● Task A
From the article on cosmetic-surgery marketing, list every requirement that candidates for Condell Medical Center's Extreme Makeover had to meet.
● Task B
Duplicate the passage of the article on cosmetic-surgery marketing starting at "As a special" and ending at "all that matters.".

● Selected extract
- Opening Delimiter -
Byline: Julie Deardorff

As a special holiday-season promotion, the first 200 people who lined up outside the trendy Chicago nightclub Reserve on a recent frigid weeknight received $500 off liposuction or breast-augmentation surgeries from a local cosmetic-surgery practice.

In some ways, the pretentious dance club was the perfect place to randomly peddle surgeries that aren't medically necessary. The use of cosmetic surgery, which has become more affordable for the masses in recent years, is skewing toward a younger demographic. And inside crowded, deafening hot spots like Reserve, visible first impressions are really all that matters.

But in the wake of increasing demand for cosmetic surgery by both men and women, physicians have started offering discounts or trying other aggressive marketing incentives. Cut rates, early-bird specials, gift certificates and contests now make a serious medical procedure such as liposuction look like the sale of a handbag.

This raises ethical and safety concerns, ones that reality television shows such as "Extreme Makeover" have been able to gloss over, because the donated services aren't technically considered a prize. But the two major groups in the United States _ the American Society of Plastic Surgeons (ASPS) and the American Society for Aesthetic Plastic Surgery (ASAPS) _ have policies to protect people with unrealistic hopes from being preyed upon. Both groups expect members to refrain from offering surgeries as prizes at charity raffles or fundraisers or in other ways that bypass an initial evaluation by a doctor.

Last spring the Condell Medical Center in Libertyville, Ill., found this out the hard way. They offered their own version of an Extreme Makeover, which included free services from nine specialists, including a cosmetic surgeon. Candidates only had to be a U.S. citizen, a Lake County, Ill., resident, at least 25, have six weeks available for treatment and have a home support system.
- Closing Delimiter -
● Listed records
- Opening Delimiter -
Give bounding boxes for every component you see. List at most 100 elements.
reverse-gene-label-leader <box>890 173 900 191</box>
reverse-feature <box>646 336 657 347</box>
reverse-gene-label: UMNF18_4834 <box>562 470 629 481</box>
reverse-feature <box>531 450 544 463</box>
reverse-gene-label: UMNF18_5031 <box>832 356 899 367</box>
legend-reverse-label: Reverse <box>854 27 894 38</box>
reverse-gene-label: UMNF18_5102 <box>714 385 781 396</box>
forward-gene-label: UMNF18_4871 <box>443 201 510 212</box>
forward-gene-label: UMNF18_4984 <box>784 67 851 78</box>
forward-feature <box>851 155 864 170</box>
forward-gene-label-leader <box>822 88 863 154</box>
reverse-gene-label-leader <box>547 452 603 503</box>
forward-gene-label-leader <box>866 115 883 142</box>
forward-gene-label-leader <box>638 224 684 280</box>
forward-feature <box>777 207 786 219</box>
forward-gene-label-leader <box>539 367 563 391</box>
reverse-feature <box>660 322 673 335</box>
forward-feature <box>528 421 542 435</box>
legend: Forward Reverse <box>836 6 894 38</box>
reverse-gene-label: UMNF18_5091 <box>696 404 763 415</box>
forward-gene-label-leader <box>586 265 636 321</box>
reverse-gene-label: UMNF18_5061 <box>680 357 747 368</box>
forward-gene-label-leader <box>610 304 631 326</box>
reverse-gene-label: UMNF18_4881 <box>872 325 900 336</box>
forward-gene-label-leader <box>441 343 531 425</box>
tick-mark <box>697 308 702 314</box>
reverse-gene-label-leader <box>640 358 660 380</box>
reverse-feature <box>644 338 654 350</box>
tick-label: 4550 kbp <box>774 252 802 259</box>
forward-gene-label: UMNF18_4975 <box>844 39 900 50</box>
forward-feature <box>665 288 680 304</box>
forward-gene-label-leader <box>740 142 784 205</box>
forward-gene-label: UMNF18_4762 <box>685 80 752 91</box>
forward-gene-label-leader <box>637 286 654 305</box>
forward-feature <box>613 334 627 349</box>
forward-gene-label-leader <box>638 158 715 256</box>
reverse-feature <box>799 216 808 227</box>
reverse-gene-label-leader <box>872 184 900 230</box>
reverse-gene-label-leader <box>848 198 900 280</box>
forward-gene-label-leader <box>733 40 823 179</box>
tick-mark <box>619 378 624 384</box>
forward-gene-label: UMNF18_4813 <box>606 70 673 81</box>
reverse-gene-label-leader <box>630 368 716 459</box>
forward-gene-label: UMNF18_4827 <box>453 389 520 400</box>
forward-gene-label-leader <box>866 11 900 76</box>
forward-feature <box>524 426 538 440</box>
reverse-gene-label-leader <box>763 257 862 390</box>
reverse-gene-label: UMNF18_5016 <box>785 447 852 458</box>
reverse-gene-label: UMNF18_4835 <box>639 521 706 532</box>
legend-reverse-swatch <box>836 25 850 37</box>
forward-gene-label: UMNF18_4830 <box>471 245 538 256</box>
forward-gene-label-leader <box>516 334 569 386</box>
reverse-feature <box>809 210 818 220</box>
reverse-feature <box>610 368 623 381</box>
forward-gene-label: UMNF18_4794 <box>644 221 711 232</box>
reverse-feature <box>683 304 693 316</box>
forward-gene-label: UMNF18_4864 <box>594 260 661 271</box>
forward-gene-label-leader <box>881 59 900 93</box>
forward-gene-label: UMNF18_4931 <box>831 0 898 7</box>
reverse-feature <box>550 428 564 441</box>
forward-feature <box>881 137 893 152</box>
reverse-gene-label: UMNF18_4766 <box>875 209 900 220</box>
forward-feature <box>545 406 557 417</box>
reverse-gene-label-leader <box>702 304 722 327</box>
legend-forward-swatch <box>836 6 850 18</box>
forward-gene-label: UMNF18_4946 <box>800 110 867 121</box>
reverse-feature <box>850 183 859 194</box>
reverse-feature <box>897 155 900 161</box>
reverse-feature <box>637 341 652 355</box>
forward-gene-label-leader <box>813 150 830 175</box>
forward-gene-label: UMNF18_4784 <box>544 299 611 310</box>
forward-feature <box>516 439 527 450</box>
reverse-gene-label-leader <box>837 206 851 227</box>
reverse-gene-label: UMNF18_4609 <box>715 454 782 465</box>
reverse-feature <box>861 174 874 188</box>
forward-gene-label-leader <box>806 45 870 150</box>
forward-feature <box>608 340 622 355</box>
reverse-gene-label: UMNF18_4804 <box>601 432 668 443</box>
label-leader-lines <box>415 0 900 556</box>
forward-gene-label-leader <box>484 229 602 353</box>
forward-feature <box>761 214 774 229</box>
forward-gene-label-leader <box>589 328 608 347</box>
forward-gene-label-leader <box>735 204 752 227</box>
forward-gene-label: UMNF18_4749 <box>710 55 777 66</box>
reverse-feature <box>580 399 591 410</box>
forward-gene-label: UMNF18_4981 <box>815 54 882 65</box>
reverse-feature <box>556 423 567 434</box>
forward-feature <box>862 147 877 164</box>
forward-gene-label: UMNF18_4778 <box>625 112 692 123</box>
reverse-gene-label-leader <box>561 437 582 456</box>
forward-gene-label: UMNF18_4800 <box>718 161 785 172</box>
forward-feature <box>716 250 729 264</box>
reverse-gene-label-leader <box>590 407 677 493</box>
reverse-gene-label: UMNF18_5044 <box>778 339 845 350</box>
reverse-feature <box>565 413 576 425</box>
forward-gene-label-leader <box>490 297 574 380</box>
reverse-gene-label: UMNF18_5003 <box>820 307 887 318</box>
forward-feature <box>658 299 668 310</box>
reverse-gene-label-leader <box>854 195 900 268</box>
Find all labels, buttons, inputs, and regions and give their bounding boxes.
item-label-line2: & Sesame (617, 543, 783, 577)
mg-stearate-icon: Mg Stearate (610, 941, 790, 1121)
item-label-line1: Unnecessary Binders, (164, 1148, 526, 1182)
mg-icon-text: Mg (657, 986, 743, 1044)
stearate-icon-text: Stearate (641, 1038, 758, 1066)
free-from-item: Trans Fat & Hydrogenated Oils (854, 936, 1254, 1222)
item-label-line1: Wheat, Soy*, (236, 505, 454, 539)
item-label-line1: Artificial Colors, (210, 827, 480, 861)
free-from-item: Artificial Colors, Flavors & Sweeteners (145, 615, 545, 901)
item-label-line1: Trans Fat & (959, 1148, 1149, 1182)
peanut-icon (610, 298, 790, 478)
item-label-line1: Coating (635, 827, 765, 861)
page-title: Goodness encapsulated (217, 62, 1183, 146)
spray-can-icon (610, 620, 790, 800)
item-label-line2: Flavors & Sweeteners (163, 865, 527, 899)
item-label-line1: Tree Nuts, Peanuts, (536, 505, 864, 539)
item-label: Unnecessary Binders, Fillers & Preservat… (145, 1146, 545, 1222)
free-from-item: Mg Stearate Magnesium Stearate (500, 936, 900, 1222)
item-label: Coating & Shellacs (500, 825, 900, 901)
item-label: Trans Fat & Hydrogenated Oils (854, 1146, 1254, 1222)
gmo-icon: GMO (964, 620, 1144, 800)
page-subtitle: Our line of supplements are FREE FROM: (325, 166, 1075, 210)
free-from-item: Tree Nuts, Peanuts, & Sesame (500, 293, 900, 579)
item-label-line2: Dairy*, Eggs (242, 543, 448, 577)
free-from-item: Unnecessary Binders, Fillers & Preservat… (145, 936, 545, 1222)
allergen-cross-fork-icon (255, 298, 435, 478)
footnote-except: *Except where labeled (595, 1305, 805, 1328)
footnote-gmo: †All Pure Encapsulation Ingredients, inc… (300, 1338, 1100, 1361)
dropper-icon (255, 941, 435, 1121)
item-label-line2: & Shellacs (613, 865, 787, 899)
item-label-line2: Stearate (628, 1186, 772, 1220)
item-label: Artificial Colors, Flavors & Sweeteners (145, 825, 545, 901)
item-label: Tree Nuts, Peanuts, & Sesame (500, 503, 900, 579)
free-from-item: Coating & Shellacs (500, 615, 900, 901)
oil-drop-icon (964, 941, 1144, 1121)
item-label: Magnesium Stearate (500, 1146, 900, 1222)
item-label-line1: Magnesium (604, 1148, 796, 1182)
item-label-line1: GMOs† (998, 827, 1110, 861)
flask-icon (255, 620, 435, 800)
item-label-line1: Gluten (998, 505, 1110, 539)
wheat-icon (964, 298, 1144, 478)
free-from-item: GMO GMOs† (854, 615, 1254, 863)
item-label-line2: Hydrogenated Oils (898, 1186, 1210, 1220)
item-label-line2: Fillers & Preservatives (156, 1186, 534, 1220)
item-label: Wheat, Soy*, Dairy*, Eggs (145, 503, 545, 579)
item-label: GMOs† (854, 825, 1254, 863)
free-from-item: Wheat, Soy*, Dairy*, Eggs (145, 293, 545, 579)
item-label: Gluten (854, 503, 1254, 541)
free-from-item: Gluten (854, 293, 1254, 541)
- Closing Delimiter -
● Response box A
- Be a U.S. citizen
- Be a Lake County, Ill., resident
- Be at least 25
- Have six weeks available for treatment
- Have a home support system

● Response box B
As a special holiday-season promotion, the first 200 people who lined up outside the trendy Chicago nightclub Reserve on a recent frigid weeknight received $500 off liposuction or breast-augmentation surgeries from a local cosmetic-surgery practice.

In some ways, the pretentious dance club was the perfect place to randomly peddle surgeries that aren't medically necessary. The use of cosmetic surgery, which has become more affordable for the masses in recent years, is skewing toward a younger demographic. And inside crowded, deafening hot spots like Reserve, visible first impressions are really all that matters.